**Text to read**
The most dangerous false signal: A child scoring well on GL-style past papers is not necessarily well prepared for QUEST. If preparation has been purely technique-based, performance on genuinely QUEST-style questions may be significantly lower than expected. Discover this in a well-calibrated mock — not on exam day.

When to Start and How to Plan

QUEST rewards accumulated, genuine reasoning skills more than last-minute drilling. The earlier preparation begins, the more naturally those skills develop — and the less pressure falls on the final months before the exam.

Y3

Year 3 — Foundation

Build strong maths and English foundations. Introduce regular varied reading and discussion. No exam pressure — the goal is fluency and curiosity. GLECTA’s Year 3 Foundation course builds exactly this groundwork.

**Supplied entries**

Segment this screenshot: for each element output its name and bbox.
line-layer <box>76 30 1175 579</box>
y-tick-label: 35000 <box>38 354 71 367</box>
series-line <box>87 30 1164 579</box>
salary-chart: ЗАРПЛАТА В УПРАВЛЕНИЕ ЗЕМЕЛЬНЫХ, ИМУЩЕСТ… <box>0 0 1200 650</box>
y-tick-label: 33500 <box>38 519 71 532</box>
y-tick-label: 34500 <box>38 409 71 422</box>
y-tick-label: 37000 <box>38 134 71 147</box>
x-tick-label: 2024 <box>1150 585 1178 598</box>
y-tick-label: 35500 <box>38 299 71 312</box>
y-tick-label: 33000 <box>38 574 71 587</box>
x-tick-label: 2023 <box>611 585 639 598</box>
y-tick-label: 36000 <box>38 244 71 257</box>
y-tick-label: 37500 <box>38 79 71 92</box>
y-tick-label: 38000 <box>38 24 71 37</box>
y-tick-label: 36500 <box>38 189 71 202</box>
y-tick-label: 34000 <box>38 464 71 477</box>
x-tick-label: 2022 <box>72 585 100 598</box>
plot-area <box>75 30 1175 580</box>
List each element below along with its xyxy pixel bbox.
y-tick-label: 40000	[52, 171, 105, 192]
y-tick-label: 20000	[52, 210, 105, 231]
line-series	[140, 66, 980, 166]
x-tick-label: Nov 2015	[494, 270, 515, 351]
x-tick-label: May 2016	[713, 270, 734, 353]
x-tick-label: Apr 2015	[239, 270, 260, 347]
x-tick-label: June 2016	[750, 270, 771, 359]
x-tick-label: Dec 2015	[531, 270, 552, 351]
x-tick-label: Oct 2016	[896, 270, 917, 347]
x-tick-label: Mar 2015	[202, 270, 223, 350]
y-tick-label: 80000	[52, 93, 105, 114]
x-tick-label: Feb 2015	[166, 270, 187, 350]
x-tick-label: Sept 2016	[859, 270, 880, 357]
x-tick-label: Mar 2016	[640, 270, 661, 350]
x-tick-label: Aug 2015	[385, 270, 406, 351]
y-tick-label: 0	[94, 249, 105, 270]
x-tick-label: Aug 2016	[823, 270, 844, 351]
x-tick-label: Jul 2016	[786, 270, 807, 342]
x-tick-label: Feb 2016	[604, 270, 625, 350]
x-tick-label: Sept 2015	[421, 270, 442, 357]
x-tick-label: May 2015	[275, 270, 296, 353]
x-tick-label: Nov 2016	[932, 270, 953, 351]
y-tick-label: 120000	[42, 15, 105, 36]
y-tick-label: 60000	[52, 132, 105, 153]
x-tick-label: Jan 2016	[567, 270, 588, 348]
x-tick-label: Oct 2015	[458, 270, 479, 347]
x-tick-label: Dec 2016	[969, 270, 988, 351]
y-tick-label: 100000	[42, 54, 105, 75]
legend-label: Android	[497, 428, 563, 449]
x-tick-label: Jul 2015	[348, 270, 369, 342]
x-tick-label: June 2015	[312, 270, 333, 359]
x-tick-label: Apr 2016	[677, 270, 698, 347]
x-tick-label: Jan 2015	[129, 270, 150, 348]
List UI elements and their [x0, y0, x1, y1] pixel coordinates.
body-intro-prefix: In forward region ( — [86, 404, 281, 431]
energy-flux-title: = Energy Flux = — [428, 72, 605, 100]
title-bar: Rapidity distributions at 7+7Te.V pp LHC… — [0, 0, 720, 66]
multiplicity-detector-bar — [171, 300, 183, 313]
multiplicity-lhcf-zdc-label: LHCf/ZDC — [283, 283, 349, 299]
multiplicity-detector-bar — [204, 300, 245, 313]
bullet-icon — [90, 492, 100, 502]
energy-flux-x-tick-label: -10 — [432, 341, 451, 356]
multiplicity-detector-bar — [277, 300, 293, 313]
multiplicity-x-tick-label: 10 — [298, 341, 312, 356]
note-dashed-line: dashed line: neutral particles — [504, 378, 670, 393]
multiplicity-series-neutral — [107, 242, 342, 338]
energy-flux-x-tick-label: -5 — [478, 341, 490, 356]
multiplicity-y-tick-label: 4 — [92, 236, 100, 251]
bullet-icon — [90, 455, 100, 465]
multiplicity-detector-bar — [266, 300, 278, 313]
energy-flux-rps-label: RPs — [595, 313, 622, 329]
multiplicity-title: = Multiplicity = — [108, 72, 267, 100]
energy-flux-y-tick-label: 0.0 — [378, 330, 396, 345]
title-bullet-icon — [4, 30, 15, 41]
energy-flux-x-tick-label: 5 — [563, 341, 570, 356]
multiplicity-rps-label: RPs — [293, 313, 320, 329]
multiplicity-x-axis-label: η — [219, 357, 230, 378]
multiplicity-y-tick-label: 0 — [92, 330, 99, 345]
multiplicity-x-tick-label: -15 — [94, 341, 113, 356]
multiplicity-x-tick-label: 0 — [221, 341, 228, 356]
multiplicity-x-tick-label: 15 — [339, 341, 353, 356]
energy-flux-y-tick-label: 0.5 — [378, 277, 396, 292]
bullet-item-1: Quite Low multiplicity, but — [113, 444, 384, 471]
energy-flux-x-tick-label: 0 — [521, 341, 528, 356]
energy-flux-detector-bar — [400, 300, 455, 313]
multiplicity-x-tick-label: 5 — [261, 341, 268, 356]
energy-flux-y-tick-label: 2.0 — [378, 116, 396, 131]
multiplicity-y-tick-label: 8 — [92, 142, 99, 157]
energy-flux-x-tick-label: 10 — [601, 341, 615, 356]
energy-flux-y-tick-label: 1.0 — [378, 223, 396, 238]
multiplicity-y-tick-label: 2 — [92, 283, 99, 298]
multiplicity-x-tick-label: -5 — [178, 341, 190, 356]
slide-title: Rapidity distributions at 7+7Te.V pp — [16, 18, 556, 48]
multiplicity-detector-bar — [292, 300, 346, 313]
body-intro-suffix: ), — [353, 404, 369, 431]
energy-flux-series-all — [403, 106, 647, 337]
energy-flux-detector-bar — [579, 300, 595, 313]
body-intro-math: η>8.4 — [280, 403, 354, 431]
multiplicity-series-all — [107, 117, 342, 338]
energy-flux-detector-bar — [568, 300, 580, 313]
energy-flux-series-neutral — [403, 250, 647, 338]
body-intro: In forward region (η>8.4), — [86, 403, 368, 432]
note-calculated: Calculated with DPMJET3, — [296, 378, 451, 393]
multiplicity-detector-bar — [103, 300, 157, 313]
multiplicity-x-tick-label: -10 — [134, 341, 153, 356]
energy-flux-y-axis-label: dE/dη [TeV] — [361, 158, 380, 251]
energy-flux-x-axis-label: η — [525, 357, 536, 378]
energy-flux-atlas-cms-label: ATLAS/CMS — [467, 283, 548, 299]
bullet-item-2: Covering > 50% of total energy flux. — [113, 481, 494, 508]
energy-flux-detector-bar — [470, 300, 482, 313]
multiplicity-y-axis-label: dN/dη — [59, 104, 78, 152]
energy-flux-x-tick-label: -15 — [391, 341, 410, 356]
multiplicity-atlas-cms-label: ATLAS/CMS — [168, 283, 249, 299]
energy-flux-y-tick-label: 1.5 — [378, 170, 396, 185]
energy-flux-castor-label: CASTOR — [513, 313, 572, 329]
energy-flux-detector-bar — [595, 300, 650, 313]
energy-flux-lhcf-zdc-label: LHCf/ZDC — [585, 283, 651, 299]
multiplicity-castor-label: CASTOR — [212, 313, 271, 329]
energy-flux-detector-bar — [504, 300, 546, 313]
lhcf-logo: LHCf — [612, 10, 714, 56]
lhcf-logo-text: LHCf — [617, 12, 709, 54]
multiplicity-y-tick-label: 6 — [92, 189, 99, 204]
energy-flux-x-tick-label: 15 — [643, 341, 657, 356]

**Tasks and exercises**
1. Please write out the records from their first line through the line containing "270, 333, 359]", reproducing each line without any change.
2. Continue the passage on QUEST exam preparation from the point where it stops.

**Task-by-task answers**
1.
Segment this screenshot: for each element output its name and bbox.
line-layer <box>76 30 1175 579</box>
y-tick-label: 35000 <box>38 354 71 367</box>
series-line <box>87 30 1164 579</box>
salary-chart: ЗАРПЛАТА В УПРАВЛЕНИЕ ЗЕМЕЛЬНЫХ, ИМУЩЕСТ… <box>0 0 1200 650</box>
y-tick-label: 33500 <box>38 519 71 532</box>
y-tick-label: 34500 <box>38 409 71 422</box>
y-tick-label: 37000 <box>38 134 71 147</box>
x-tick-label: 2024 <box>1150 585 1178 598</box>
y-tick-label: 35500 <box>38 299 71 312</box>
y-tick-label: 33000 <box>38 574 71 587</box>
x-tick-label: 2023 <box>611 585 639 598</box>
y-tick-label: 36000 <box>38 244 71 257</box>
y-tick-label: 37500 <box>38 79 71 92</box>
y-tick-label: 38000 <box>38 24 71 37</box>
y-tick-label: 36500 <box>38 189 71 202</box>
y-tick-label: 34000 <box>38 464 71 477</box>
x-tick-label: 2022 <box>72 585 100 598</box>
plot-area <box>75 30 1175 580</box>
List each element below along with its xyxy pixel bbox.
y-tick-label: 40000	[52, 171, 105, 192]
y-tick-label: 20000	[52, 210, 105, 231]
line-series	[140, 66, 980, 166]
x-tick-label: Nov 2015	[494, 270, 515, 351]
x-tick-label: May 2016	[713, 270, 734, 353]
x-tick-label: Apr 2015	[239, 270, 260, 347]
x-tick-label: June 2016	[750, 270, 771, 359]
x-tick-label: Dec 2015	[531, 270, 552, 351]
x-tick-label: Oct 2016	[896, 270, 917, 347]
x-tick-label: Mar 2015	[202, 270, 223, 350]
y-tick-label: 80000	[52, 93, 105, 114]
x-tick-label: Feb 2015	[166, 270, 187, 350]
x-tick-label: Sept 2016	[859, 270, 880, 357]
x-tick-label: Mar 2016	[640, 270, 661, 350]
x-tick-label: Aug 2015	[385, 270, 406, 351]
y-tick-label: 0	[94, 249, 105, 270]
x-tick-label: Aug 2016	[823, 270, 844, 351]
x-tick-label: Jul 2016	[786, 270, 807, 342]
x-tick-label: Feb 2016	[604, 270, 625, 350]
x-tick-label: Sept 2015	[421, 270, 442, 357]
x-tick-label: May 2015	[275, 270, 296, 353]
x-tick-label: Nov 2016	[932, 270, 953, 351]
y-tick-label: 120000	[42, 15, 105, 36]
y-tick-label: 60000	[52, 132, 105, 153]
x-tick-label: Jan 2016	[567, 270, 588, 348]
x-tick-label: Oct 2015	[458, 270, 479, 347]
x-tick-label: Dec 2016	[969, 270, 988, 351]
y-tick-label: 100000	[42, 54, 105, 75]
legend-label: Android	[497, 428, 563, 449]
x-tick-label: Jul 2015	[348, 270, 369, 342]
x-tick-label: June 2015	[312, 270, 333, 359]

2.
Y4

Year 4 — Core Development

Begin structured vocabulary and comprehension work. Introduce logical reasoning puzzles and problem-solving. Start light timed practice to build comfort under mild pressure. An ideal time to introduce QUEST-style thinking gently.

Y5

Year 5 — Focused QUEST Preparation

The critical year. Systematic QUEST-format mock tests, structured feedback on reasoning quality, and targeted work on all five areas where QUEST differs from GL. Parents should be receiving topic-level performance data and tracking improvement in reasoning, not just overall scores.

Y6

Year 6 — Consolidation

Consolidation, exam-conditions practice, strategy refinement, and confidence building. Not a time to introduce new content — a time to sharpen and stabilise what has already been built. GLECTA’s intensive and half-term courses serve this phase directly.

Seven Preparation Tips for QUEST

Beyond the general mindset shift, here are seven specific, actionable preparation tips for families preparing for the new Bexley format.

  • 1
    Prioritise reading above everything else. The comprehension section carries significant weight, and strong reading habits underpin both English and Verbal Reasoning. Aim for 20–30 minutes of varied reading daily — fiction, non-fiction, news articles, and age-appropriate classics all build the inference skills QUEST tests.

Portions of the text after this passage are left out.